Problem -
The listing beneath should be written out in full, exactly as shown.

Data for this task -
━━━
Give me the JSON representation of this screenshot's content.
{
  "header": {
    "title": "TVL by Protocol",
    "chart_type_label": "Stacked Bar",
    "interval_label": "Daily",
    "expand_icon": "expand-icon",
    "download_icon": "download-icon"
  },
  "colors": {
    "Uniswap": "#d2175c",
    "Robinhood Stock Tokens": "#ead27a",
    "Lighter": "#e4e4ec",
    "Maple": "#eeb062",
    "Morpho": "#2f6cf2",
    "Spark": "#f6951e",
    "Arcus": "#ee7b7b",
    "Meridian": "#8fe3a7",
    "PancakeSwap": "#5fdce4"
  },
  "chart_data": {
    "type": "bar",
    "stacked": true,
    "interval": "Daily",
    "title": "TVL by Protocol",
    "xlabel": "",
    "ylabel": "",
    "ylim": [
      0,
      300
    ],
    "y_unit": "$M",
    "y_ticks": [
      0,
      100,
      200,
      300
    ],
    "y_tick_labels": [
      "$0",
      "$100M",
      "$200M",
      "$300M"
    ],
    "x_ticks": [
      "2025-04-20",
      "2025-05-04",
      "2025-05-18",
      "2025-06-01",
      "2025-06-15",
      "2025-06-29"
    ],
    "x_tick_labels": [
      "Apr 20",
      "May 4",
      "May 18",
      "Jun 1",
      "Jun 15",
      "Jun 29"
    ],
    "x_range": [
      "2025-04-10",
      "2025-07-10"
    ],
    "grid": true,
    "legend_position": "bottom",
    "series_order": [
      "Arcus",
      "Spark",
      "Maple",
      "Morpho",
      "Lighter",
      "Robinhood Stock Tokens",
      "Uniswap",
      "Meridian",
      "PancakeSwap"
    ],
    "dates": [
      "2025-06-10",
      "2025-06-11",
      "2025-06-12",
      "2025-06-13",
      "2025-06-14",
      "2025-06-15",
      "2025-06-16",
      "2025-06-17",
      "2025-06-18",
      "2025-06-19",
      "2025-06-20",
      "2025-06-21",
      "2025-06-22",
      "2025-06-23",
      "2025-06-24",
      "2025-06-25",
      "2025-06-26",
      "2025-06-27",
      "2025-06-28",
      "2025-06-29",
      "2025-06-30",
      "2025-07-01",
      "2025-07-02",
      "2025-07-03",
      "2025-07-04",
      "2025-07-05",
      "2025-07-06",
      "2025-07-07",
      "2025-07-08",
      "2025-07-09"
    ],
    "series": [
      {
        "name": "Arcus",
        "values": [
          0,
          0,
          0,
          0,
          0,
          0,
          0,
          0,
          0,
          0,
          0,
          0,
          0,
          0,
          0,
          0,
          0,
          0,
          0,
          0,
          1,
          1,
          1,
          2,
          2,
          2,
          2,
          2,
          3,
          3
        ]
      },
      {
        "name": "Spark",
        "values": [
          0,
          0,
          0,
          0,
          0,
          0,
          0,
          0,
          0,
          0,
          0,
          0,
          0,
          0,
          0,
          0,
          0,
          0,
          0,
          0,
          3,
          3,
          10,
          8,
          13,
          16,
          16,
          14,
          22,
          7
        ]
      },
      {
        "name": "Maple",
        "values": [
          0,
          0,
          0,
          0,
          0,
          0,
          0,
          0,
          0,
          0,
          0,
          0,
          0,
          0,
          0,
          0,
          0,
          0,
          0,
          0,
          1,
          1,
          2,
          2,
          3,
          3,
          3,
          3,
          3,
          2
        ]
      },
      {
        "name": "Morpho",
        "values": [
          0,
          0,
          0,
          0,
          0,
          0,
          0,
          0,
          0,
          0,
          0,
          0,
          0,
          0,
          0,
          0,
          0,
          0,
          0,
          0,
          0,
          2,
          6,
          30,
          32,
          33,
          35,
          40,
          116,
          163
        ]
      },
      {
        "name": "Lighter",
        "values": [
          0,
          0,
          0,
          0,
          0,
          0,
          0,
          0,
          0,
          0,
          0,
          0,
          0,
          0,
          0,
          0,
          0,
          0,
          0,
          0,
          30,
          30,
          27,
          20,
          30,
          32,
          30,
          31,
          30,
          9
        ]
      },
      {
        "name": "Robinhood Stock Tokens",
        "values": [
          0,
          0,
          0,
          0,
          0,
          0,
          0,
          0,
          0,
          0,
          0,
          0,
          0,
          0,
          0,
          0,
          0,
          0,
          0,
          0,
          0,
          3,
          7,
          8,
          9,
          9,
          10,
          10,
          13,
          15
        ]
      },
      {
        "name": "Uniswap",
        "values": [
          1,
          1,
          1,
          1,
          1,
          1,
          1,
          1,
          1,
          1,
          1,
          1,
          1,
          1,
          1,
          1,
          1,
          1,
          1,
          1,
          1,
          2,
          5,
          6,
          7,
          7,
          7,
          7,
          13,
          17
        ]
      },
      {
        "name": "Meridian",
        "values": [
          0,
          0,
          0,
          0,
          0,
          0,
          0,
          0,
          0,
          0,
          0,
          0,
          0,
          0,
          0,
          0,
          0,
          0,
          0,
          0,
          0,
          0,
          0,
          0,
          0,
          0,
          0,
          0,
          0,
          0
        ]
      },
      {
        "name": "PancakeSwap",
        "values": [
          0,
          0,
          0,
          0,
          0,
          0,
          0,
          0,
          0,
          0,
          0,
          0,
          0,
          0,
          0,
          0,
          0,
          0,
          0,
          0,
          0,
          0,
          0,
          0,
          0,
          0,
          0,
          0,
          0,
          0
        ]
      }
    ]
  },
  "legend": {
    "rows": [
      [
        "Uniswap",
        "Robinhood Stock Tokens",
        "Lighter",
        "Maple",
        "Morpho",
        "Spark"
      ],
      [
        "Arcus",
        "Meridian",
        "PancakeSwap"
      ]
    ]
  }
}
━━━
Result of the exercise -
Give me the JSON representation of this screenshot's content.
{
  "header": {
    "title": "TVL by Protocol",
    "chart_type_label": "Stacked Bar",
    "interval_label": "Daily",
    "expand_icon": "expand-icon",
    "download_icon": "download-icon"
  },
  "colors": {
    "Uniswap": "#d2175c",
    "Robinhood Stock Tokens": "#ead27a",
    "Lighter": "#e4e4ec",
    "Maple": "#eeb062",
    "Morpho": "#2f6cf2",
    "Spark": "#f6951e",
    "Arcus": "#ee7b7b",
    "Meridian": "#8fe3a7",
    "PancakeSwap": "#5fdce4"
  },
  "chart_data": {
    "type": "bar",
    "stacked": true,
    "interval": "Daily",
    "title": "TVL by Protocol",
    "xlabel": "",
    "ylabel": "",
    "ylim": [
      0,
      300
    ],
    "y_unit": "$M",
    "y_ticks": [
      0,
      100,
      200,
      300
    ],
    "y_tick_labels": [
      "$0",
      "$100M",
      "$200M",
      "$300M"
    ],
    "x_ticks": [
      "2025-04-20",
      "2025-05-04",
      "2025-05-18",
      "2025-06-01",
      "2025-06-15",
      "2025-06-29"
    ],
    "x_tick_labels": [
      "Apr 20",
      "May 4",
      "May 18",
      "Jun 1",
      "Jun 15",
      "Jun 29"
    ],
    "x_range": [
      "2025-04-10",
      "2025-07-10"
    ],
    "grid": true,
    "legend_position": "bottom",
    "series_order": [
      "Arcus",
      "Spark",
      "Maple",
      "Morpho",
      "Lighter",
      "Robinhood Stock Tokens",
      "Uniswap",
      "Meridian",
      "PancakeSwap"
    ],
    "dates": [
      "2025-06-10",
      "2025-06-11",
      "2025-06-12",
      "2025-06-13",
      "2025-06-14",
      "2025-06-15",
      "2025-06-16",
      "2025-06-17",
      "2025-06-18",
      "2025-06-19",
      "2025-06-20",
      "2025-06-21",
      "2025-06-22",
      "2025-06-23",
      "2025-06-24",
      "2025-06-25",
      "2025-06-26",
      "2025-06-27",
      "2025-06-28",
      "2025-06-29",
      "2025-06-30",
      "2025-07-01",
      "2025-07-02",
      "2025-07-03",
      "2025-07-04",
      "2025-07-05",
      "2025-07-06",
      "2025-07-07",
      "2025-07-08",
      "2025-07-09"
    ],
    "series": [
      {
        "name": "Arcus",
        "values": [
          0,
          0,
          0,
          0,
          0,
          0,
          0,
          0,
          0,
          0,
          0,
          0,
          0,
          0,
          0,
          0,
          0,
          0,
          0,
          0,
          1,
          1,
          1,
          2,
          2,
          2,
          2,
          2,
          3,
          3
        ]
      },
      {
        "name": "Spark",
        "values": [
          0,
          0,
          0,
          0,
          0,
          0,
          0,
          0,
          0,
          0,
          0,
          0,
          0,
          0,
          0,
          0,
          0,
          0,
          0,
          0,
          3,
          3,
          10,
          8,
          13,
          16,
          16,
          14,
          22,
          7
        ]
      },
      {
        "name": "Maple",
        "values": [
          0,
          0,
          0,
          0,
          0,
          0,
          0,
          0,
          0,
          0,
          0,
          0,
          0,
          0,
          0,
          0,
          0,
          0,
          0,
          0,
          1,
          1,
          2,
          2,
          3,
          3,
          3,
          3,
          3,
          2
        ]
      },
      {
        "name": "Morpho",
        "values": [
          0,
          0,
          0,
          0,
          0,
          0,
          0,
          0,
          0,
          0,
          0,
          0,
          0,
          0,
          0,
          0,
          0,
          0,
          0,
          0,
          0,
          2,
          6,
          30,
          32,
          33,
          35,
          40,
          116,
          163
        ]
      },
      {
        "name": "Lighter",
        "values": [
          0,
          0,
          0,
          0,
          0,
          0,
          0,
          0,
          0,
          0,
          0,
          0,
          0,
          0,
          0,
          0,
          0,
          0,
          0,
          0,
          30,
          30,
          27,
          20,
          30,
          32,
          30,
          31,
          30,
          9
        ]
      },
      {
        "name": "Robinhood Stock Tokens",
        "values": [
          0,
          0,
          0,
          0,
          0,
          0,
          0,
          0,
          0,
          0,
          0,
          0,
          0,
          0,
          0,
          0,
          0,
          0,
          0,
          0,
          0,
          3,
          7,
          8,
          9,
          9,
          10,
          10,
          13,
          15
        ]
      },
      {
        "name": "Uniswap",
        "values": [
          1,
          1,
          1,
          1,
          1,
          1,
          1,
          1,
          1,
          1,
          1,
          1,
          1,
          1,
          1,
          1,
          1,
          1,
          1,
          1,
          1,
          2,
          5,
          6,
          7,
          7,
          7,
          7,
          13,
          17
        ]
      },
      {
        "name": "Meridian",
        "values": [
          0,
          0,
          0,
          0,
          0,
          0,
          0,
          0,
          0,
          0,
          0,
          0,
          0,
          0,
          0,
          0,
          0,
          0,
          0,
          0,
          0,
          0,
          0,
          0,
          0,
          0,
          0,
          0,
          0,
          0
        ]
      },
      {
        "name": "PancakeSwap",
        "values": [
          0,
          0,
          0,
          0,
          0,
          0,
          0,
          0,
          0,
          0,
          0,
          0,
          0,
          0,
          0,
          0,
          0,
          0,
          0,
          0,
          0,
          0,
          0,
          0,
          0,
          0,
          0,
          0,
          0,
          0
        ]
      }
    ]
  },
  "legend": {
    "rows": [
      [
        "Uniswap",
        "Robinhood Stock Tokens",
        "Lighter",
        "Maple",
        "Morpho",
        "Spark"
      ],
      [
        "Arcus",
        "Meridian",
        "PancakeSwap"
      ]
    ]
  }
}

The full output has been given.